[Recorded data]

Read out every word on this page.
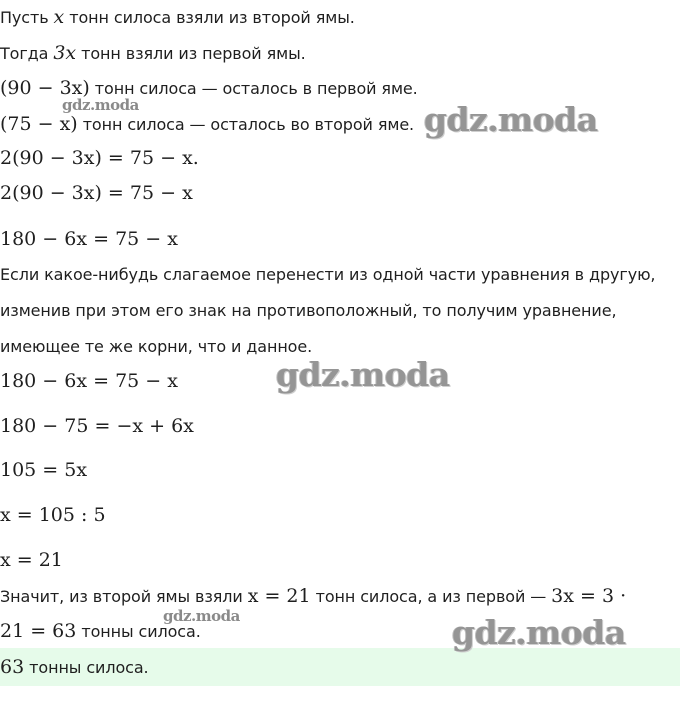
Пусть x тонн силоса взяли из второй ямы.
Тогда 3x тонн взяли из первой ямы.
(90 − 3x) тонн силоса — осталось в первой яме.
(75 − x) тонн силоса — осталось во второй яме.
2(90 − 3x) = 75 − x.
2(90 − 3x) = 75 − x
180 − 6x = 75 − x
Если какое-нибудь слагаемое перенести из одной части уравнения в другую,
изменив при этом его знак на противоположный, то получим уравнение,
имеющее те же корни, что и данное.
180 − 6x = 75 − x
180 − 75 = −x + 6x
105 = 5x
x = 105 : 5
x = 21
Значит, из второй ямы взяли x = 21 тонн силоса, а из первой — 3x = 3 ·
21 = 63 тонны силоса.
63 тонны силоса.
gdz.moda	gdz.moda
gdz.moda
gdz.moda	gdz.moda
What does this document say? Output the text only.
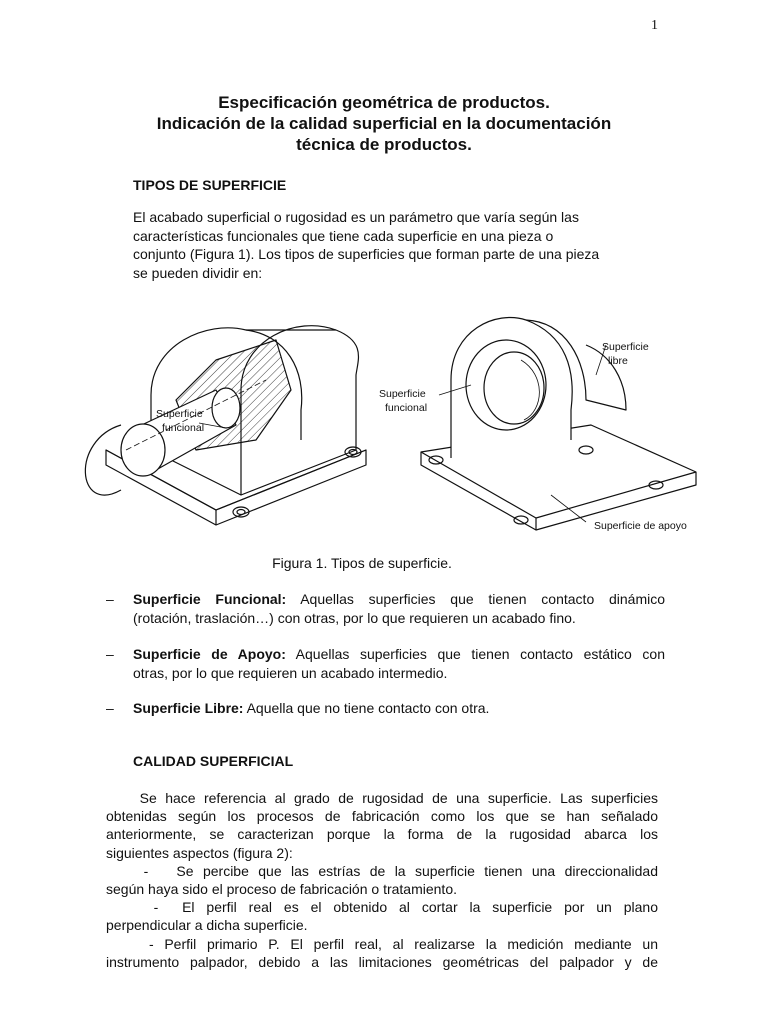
1
Especificación geométrica de productos.
Indicación de la calidad superficial en la documentación
técnica de productos.
TIPOS DE SUPERFICIE
El acabado superficial o rugosidad es un parámetro que varía según las
características funcionales que tiene cada superficie en una pieza o
conjunto (Figura 1). Los tipos de superficies que forman parte de una pieza
se pueden dividir en:
Superficie
funcional
Superficie
libre
Superficie
funcional
Superficie de apoyo
Figura 1. Tipos de superficie.
– Superficie Funcional: Aquellas superficies que tienen contacto dinámico
(rotación, traslación…) con otras, por lo que requieren un acabado fino.
– Superficie de Apoyo: Aquellas superficies que tienen contacto estático con
otras, por lo que requieren un acabado intermedio.
– Superficie Libre: Aquella que no tiene contacto con otra.
CALIDAD SUPERFICIAL
Se hace referencia al grado de rugosidad de una superficie. Las superficies
obtenidas según los procesos de fabricación como los que se han señalado
anteriormente, se caracterizan porque la forma de la rugosidad abarca los
siguientes aspectos (figura 2):
-   Se percibe que las estrías de la superficie tienen una direccionalidad
según haya sido el proceso de fabricación o tratamiento.
-  El perfil real es el obtenido al cortar la superficie por un plano
perpendicular a dicha superficie.
- Perfil primario P. El perfil real, al realizarse la medición mediante un
instrumento palpador, debido a las limitaciones geométricas del palpador y de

- **Challenge**
From the material above, copy everything exactly but the pictures.

- **Output for this exercise**
Read out every word on this page.
Пусть x тонн силоса взяли из второй ямы.
Тогда 3x тонн взяли из первой ямы.
(90 − 3x) тонн силоса — осталось в первой яме.
(75 − x) тонн силоса — осталось во второй яме.
2(90 − 3x) = 75 − x.
2(90 − 3x) = 75 − x
180 − 6x = 75 − x
Если какое-нибудь слагаемое перенести из одной части уравнения в другую,
изменив при этом его знак на противоположный, то получим уравнение,
имеющее те же корни, что и данное.
180 − 6x = 75 − x
180 − 75 = −x + 6x
105 = 5x
x = 105 : 5
x = 21
Значит, из второй ямы взяли x = 21 тонн силоса, а из первой — 3x = 3 ·
21 = 63 тонны силоса.
63 тонны силоса.
gdz.moda	gdz.moda
gdz.moda
gdz.moda	gdz.moda
What does this document say? Output the text only.
1
Especificación geométrica de productos.
Indicación de la calidad superficial en la documentación
técnica de productos.
TIPOS DE SUPERFICIE
El acabado superficial o rugosidad es un parámetro que varía según las
características funcionales que tiene cada superficie en una pieza o
conjunto (Figura 1). Los tipos de superficies que forman parte de una pieza
se pueden dividir en:
Superficie
funcional
Superficie
libre
Superficie
funcional
Superficie de apoyo
Figura 1. Tipos de superficie.
– Superficie Funcional: Aquellas superficies que tienen contacto dinámico
(rotación, traslación…) con otras, por lo que requieren un acabado fino.
– Superficie de Apoyo: Aquellas superficies que tienen contacto estático con
otras, por lo que requieren un acabado intermedio.
– Superficie Libre: Aquella que no tiene contacto con otra.
CALIDAD SUPERFICIAL
Se hace referencia al grado de rugosidad de una superficie. Las superficies
obtenidas según los procesos de fabricación como los que se han señalado
anteriormente, se caracterizan porque la forma de la rugosidad abarca los
siguientes aspectos (figura 2):
-   Se percibe que las estrías de la superficie tienen una direccionalidad
según haya sido el proceso de fabricación o tratamiento.
-  El perfil real es el obtenido al cortar la superficie por un plano
perpendicular a dicha superficie.
- Perfil primario P. El perfil real, al realizarse la medición mediante un
instrumento palpador, debido a las limitaciones geométricas del palpador y de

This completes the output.